> [Directions] Check each line of the material below for "chevron". Report how many have it, with no other words.
**** Working data
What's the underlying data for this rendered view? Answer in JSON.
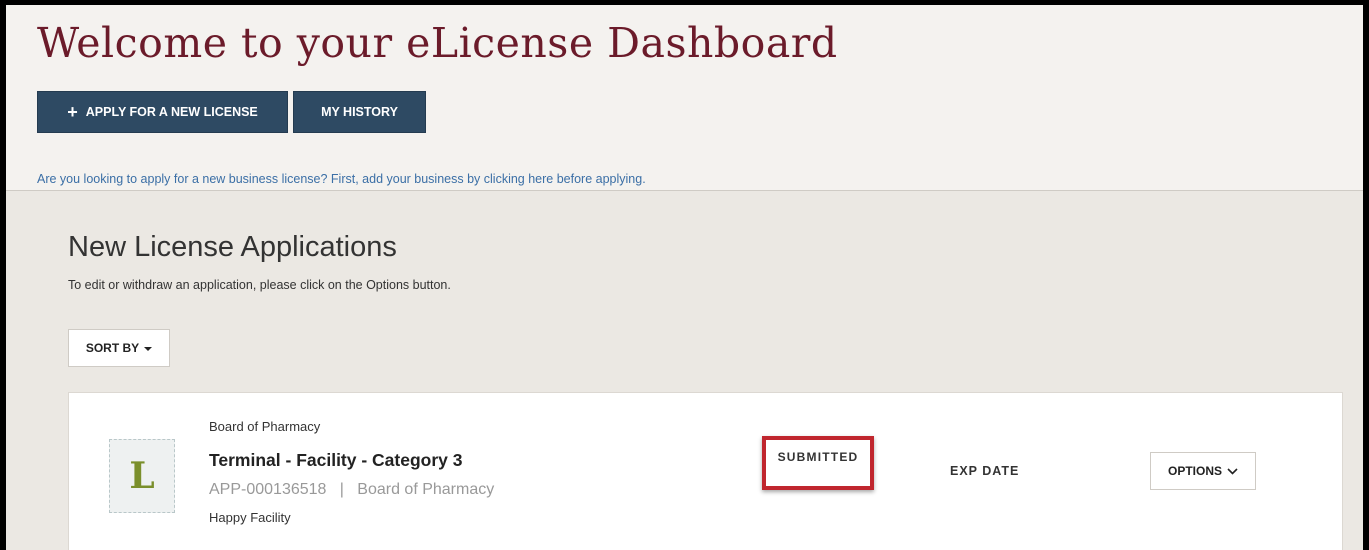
{
  "header": {
    "title": "Welcome to your eLicense Dashboard",
    "apply_label": "APPLY FOR A NEW LICENSE",
    "history_label": "MY HISTORY",
    "business_link": "Are you looking to apply for a new business license? First, add your business by clicking here before applying."
  },
  "section": {
    "title": "New License Applications",
    "description": "To edit or withdraw an application, please click on the Options button.",
    "sort_label": "SORT BY"
  },
  "application": {
    "board": "Board of Pharmacy",
    "license_name": "Terminal - Facility - Category 3",
    "app_id": "APP-000136518",
    "separator": "|",
    "app_board": "Board of Pharmacy",
    "facility": "Happy Facility",
    "status": "SUBMITTED",
    "exp_date_label": "EXP DATE",
    "options_label": "OPTIONS",
    "icon_letter": "L"
  },
  "icons": {
    "plus": "plus-icon",
    "caret": "caret-down-icon",
    "chevron": "chevron-down-icon",
    "license": "license-icon"
  },
  "colors": {
    "title": "#6b1b2a",
    "button": "#2e4a63",
    "link": "#3b6fa6",
    "highlight": "#c0262e"
  }
}
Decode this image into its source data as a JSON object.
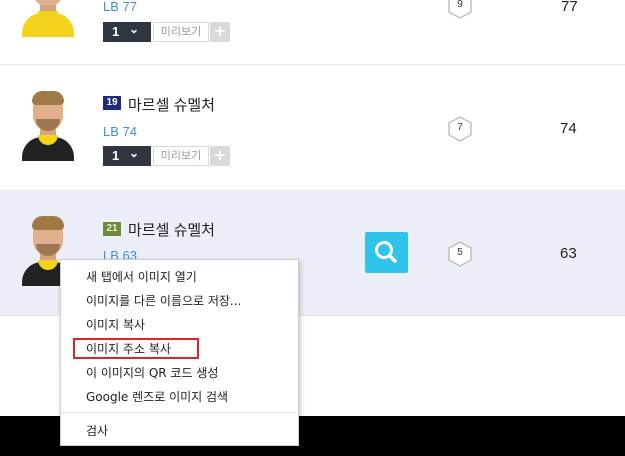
{
  "rows": [
    {
      "position_ovr": "LB 77",
      "grade": "1",
      "preview_label": "미리보기",
      "plus_label": "+",
      "level": "9",
      "ovr": "77"
    },
    {
      "season": "19",
      "name": "마르셀 슈멜처",
      "position_ovr": "LB 74",
      "grade": "1",
      "preview_label": "미리보기",
      "plus_label": "+",
      "level": "7",
      "ovr": "74"
    },
    {
      "season": "21",
      "name": "마르셀 슈멜처",
      "position_ovr": "LB 63",
      "level": "5",
      "ovr": "63"
    }
  ],
  "icons": {
    "grade_dropdown": "chevron-down-icon",
    "search": "search-icon",
    "level_badge": "hexagon-icon"
  },
  "colors": {
    "highlight_row": "#eceff8",
    "search_button": "#2fc4ec",
    "position_text": "#3c8fd9",
    "grade_select": "#2f3640",
    "menu_highlight_outline": "#e02424"
  },
  "context_menu": {
    "items": [
      "새 탭에서 이미지 열기",
      "이미지를 다른 이름으로 저장...",
      "이미지 복사",
      "이미지 주소 복사",
      "이 이미지의 QR 코드 생성",
      "Google 렌즈로 이미지 검색"
    ],
    "inspect": "검사",
    "highlighted_item": "이미지 주소 복사"
  }
}
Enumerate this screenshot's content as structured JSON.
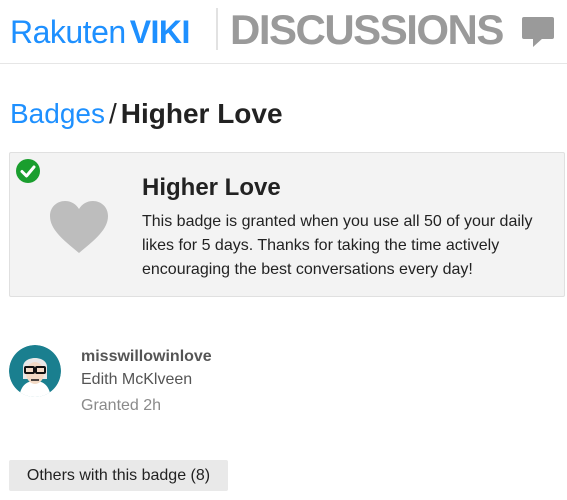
********
> [Answer to this task] 2